[WHAT TO PRODUCE]: Please rewrite the data below, replacing every "segment-label" with "segment-caption" and leaving everything else unchanged.

[DATA SUPPLIED]:
================

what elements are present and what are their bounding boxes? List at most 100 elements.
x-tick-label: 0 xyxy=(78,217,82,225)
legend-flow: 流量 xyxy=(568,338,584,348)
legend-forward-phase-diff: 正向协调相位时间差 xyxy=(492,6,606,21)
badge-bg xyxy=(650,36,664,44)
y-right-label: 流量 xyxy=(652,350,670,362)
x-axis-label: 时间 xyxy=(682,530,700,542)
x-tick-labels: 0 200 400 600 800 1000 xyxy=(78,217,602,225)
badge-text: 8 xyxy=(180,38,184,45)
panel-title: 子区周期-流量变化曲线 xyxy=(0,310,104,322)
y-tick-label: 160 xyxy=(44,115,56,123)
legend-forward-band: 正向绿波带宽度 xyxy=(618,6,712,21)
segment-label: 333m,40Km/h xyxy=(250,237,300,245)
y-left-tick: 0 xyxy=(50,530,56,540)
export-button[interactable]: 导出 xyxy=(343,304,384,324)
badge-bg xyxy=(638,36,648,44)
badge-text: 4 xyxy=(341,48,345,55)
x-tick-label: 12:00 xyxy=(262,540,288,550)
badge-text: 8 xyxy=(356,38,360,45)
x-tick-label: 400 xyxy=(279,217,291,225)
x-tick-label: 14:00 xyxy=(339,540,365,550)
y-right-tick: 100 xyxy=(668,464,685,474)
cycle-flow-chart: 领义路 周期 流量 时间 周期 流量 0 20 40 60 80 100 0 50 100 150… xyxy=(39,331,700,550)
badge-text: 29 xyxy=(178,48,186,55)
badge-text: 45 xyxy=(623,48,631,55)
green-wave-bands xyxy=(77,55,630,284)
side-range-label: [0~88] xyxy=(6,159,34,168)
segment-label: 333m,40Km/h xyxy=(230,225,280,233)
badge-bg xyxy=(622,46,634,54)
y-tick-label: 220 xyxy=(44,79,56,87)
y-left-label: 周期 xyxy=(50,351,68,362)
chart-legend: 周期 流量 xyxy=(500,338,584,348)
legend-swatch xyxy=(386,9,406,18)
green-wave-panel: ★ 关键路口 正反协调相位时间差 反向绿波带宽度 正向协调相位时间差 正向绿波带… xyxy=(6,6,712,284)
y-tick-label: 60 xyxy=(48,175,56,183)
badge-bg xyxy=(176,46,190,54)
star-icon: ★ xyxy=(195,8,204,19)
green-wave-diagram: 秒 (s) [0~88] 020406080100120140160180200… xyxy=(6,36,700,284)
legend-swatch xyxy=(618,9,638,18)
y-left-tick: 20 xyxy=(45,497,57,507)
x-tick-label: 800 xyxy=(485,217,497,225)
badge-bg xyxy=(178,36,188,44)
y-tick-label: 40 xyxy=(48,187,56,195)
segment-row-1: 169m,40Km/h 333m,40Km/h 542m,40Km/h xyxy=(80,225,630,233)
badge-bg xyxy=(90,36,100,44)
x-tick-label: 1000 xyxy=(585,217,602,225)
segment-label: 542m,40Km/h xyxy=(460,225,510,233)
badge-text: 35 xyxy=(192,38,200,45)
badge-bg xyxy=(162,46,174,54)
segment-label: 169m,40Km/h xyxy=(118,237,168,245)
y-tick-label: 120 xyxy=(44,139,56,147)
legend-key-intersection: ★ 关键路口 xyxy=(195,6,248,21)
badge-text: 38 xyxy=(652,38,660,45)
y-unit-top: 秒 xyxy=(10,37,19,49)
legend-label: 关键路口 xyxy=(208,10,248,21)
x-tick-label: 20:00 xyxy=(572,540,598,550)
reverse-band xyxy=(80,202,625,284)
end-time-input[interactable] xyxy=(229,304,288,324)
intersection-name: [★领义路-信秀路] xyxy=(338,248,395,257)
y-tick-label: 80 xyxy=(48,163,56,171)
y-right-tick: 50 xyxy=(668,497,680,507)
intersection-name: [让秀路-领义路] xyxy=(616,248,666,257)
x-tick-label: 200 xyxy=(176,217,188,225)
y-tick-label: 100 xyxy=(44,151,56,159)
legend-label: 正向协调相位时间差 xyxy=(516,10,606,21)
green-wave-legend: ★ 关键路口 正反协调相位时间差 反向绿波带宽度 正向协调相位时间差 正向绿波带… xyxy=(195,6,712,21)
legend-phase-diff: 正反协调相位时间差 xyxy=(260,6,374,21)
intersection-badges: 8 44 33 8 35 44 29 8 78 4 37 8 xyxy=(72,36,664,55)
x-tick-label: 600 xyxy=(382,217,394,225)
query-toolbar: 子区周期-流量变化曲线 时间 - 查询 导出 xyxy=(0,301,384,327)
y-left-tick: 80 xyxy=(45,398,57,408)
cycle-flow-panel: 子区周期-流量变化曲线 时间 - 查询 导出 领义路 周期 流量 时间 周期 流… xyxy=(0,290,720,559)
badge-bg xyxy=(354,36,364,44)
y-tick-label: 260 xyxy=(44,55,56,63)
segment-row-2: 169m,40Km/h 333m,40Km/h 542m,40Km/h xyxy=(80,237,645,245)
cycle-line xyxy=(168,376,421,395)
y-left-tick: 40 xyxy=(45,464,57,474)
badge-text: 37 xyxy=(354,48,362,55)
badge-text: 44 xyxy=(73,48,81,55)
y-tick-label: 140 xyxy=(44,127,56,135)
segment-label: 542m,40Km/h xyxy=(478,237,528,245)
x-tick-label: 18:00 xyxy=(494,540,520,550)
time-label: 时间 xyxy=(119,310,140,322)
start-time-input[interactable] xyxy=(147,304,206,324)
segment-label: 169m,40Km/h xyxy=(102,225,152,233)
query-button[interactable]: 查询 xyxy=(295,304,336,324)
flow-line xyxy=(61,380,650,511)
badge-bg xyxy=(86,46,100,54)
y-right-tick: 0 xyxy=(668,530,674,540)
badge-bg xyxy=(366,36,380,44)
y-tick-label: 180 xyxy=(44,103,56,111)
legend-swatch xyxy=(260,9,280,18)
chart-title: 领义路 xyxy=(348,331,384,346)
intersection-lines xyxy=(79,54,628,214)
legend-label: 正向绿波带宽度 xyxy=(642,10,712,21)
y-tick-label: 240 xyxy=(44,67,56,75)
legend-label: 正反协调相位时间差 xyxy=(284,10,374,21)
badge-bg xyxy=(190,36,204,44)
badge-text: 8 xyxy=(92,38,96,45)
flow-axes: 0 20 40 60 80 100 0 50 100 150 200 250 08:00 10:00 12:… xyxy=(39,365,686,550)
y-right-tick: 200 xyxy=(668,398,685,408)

================

[WRITTEN SOLUTION]:
what elements are present and what are their bounding boxes? List at most 100 elements.
x-tick-label: 0 xyxy=(78,217,82,225)
legend-flow: 流量 xyxy=(568,338,584,348)
legend-forward-phase-diff: 正向协调相位时间差 xyxy=(492,6,606,21)
badge-bg xyxy=(650,36,664,44)
y-right-label: 流量 xyxy=(652,350,670,362)
x-axis-label: 时间 xyxy=(682,530,700,542)
x-tick-labels: 0 200 400 600 800 1000 xyxy=(78,217,602,225)
badge-text: 8 xyxy=(180,38,184,45)
panel-title: 子区周期-流量变化曲线 xyxy=(0,310,104,322)
y-tick-label: 160 xyxy=(44,115,56,123)
legend-forward-band: 正向绿波带宽度 xyxy=(618,6,712,21)
segment-caption: 333m,40Km/h xyxy=(250,237,300,245)
y-left-tick: 0 xyxy=(50,530,56,540)
export-button[interactable]: 导出 xyxy=(343,304,384,324)
badge-bg xyxy=(638,36,648,44)
badge-text: 4 xyxy=(341,48,345,55)
x-tick-label: 12:00 xyxy=(262,540,288,550)
badge-text: 8 xyxy=(356,38,360,45)
x-tick-label: 400 xyxy=(279,217,291,225)
x-tick-label: 14:00 xyxy=(339,540,365,550)
y-right-tick: 100 xyxy=(668,464,685,474)
cycle-flow-chart: 领义路 周期 流量 时间 周期 流量 0 20 40 60 80 100 0 50 100 150… xyxy=(39,331,700,550)
badge-text: 29 xyxy=(178,48,186,55)
badge-text: 45 xyxy=(623,48,631,55)
green-wave-bands xyxy=(77,55,630,284)
side-range-label: [0~88] xyxy=(6,159,34,168)
segment-caption: 333m,40Km/h xyxy=(230,225,280,233)
badge-bg xyxy=(622,46,634,54)
y-tick-label: 220 xyxy=(44,79,56,87)
y-left-label: 周期 xyxy=(50,351,68,362)
chart-legend: 周期 流量 xyxy=(500,338,584,348)
legend-swatch xyxy=(386,9,406,18)
green-wave-panel: ★ 关键路口 正反协调相位时间差 反向绿波带宽度 正向协调相位时间差 正向绿波带… xyxy=(6,6,712,284)
y-tick-label: 60 xyxy=(48,175,56,183)
badge-bg xyxy=(176,46,190,54)
star-icon: ★ xyxy=(195,8,204,19)
green-wave-diagram: 秒 (s) [0~88] 020406080100120140160180200… xyxy=(6,36,700,284)
legend-swatch xyxy=(618,9,638,18)
y-left-tick: 20 xyxy=(45,497,57,507)
x-tick-label: 800 xyxy=(485,217,497,225)
badge-bg xyxy=(178,36,188,44)
y-tick-label: 40 xyxy=(48,187,56,195)
segment-row-1: 169m,40Km/h 333m,40Km/h 542m,40Km/h xyxy=(80,225,630,233)
badge-bg xyxy=(90,36,100,44)
x-tick-label: 1000 xyxy=(585,217,602,225)
segment-caption: 542m,40Km/h xyxy=(460,225,510,233)
badge-text: 35 xyxy=(192,38,200,45)
badge-bg xyxy=(162,46,174,54)
segment-caption: 169m,40Km/h xyxy=(118,237,168,245)
y-tick-label: 120 xyxy=(44,139,56,147)
legend-key-intersection: ★ 关键路口 xyxy=(195,6,248,21)
badge-text: 38 xyxy=(652,38,660,45)
y-unit-top: 秒 xyxy=(10,37,19,49)
legend-label: 关键路口 xyxy=(208,10,248,21)
x-tick-label: 20:00 xyxy=(572,540,598,550)
reverse-band xyxy=(80,202,625,284)
end-time-input[interactable] xyxy=(229,304,288,324)
intersection-name: [★领义路-信秀路] xyxy=(338,248,395,257)
y-tick-label: 80 xyxy=(48,163,56,171)
y-right-tick: 50 xyxy=(668,497,680,507)
intersection-name: [让秀路-领义路] xyxy=(616,248,666,257)
x-tick-label: 200 xyxy=(176,217,188,225)
y-tick-label: 100 xyxy=(44,151,56,159)
legend-label: 正向协调相位时间差 xyxy=(516,10,606,21)
green-wave-legend: ★ 关键路口 正反协调相位时间差 反向绿波带宽度 正向协调相位时间差 正向绿波带… xyxy=(195,6,712,21)
legend-phase-diff: 正反协调相位时间差 xyxy=(260,6,374,21)
intersection-badges: 8 44 33 8 35 44 29 8 78 4 37 8 xyxy=(72,36,664,55)
x-tick-label: 600 xyxy=(382,217,394,225)
query-toolbar: 子区周期-流量变化曲线 时间 - 查询 导出 xyxy=(0,301,384,327)
y-left-tick: 80 xyxy=(45,398,57,408)
cycle-flow-panel: 子区周期-流量变化曲线 时间 - 查询 导出 领义路 周期 流量 时间 周期 流… xyxy=(0,290,720,559)
badge-bg xyxy=(354,36,364,44)
y-tick-label: 260 xyxy=(44,55,56,63)
segment-row-2: 169m,40Km/h 333m,40Km/h 542m,40Km/h xyxy=(80,237,645,245)
cycle-line xyxy=(168,376,421,395)
y-left-tick: 40 xyxy=(45,464,57,474)
badge-text: 37 xyxy=(354,48,362,55)
badge-text: 44 xyxy=(73,48,81,55)
y-tick-label: 140 xyxy=(44,127,56,135)
segment-caption: 542m,40Km/h xyxy=(478,237,528,245)
x-tick-label: 18:00 xyxy=(494,540,520,550)
time-label: 时间 xyxy=(119,310,140,322)
start-time-input[interactable] xyxy=(147,304,206,324)
segment-caption: 169m,40Km/h xyxy=(102,225,152,233)
query-button[interactable]: 查询 xyxy=(295,304,336,324)
flow-line xyxy=(61,380,650,511)
badge-bg xyxy=(86,46,100,54)
y-right-tick: 0 xyxy=(668,530,674,540)
badge-bg xyxy=(366,36,380,44)
y-tick-label: 180 xyxy=(44,103,56,111)
legend-swatch xyxy=(260,9,280,18)
chart-title: 领义路 xyxy=(348,331,384,346)
intersection-lines xyxy=(79,54,628,214)
legend-label: 正向绿波带宽度 xyxy=(642,10,712,21)
y-tick-label: 240 xyxy=(44,67,56,75)
legend-label: 正反协调相位时间差 xyxy=(284,10,374,21)
badge-bg xyxy=(190,36,204,44)
badge-text: 8 xyxy=(92,38,96,45)
flow-axes: 0 20 40 60 80 100 0 50 100 150 200 250 08:00 10:00 12:… xyxy=(39,365,686,550)
y-right-tick: 200 xyxy=(668,398,685,408)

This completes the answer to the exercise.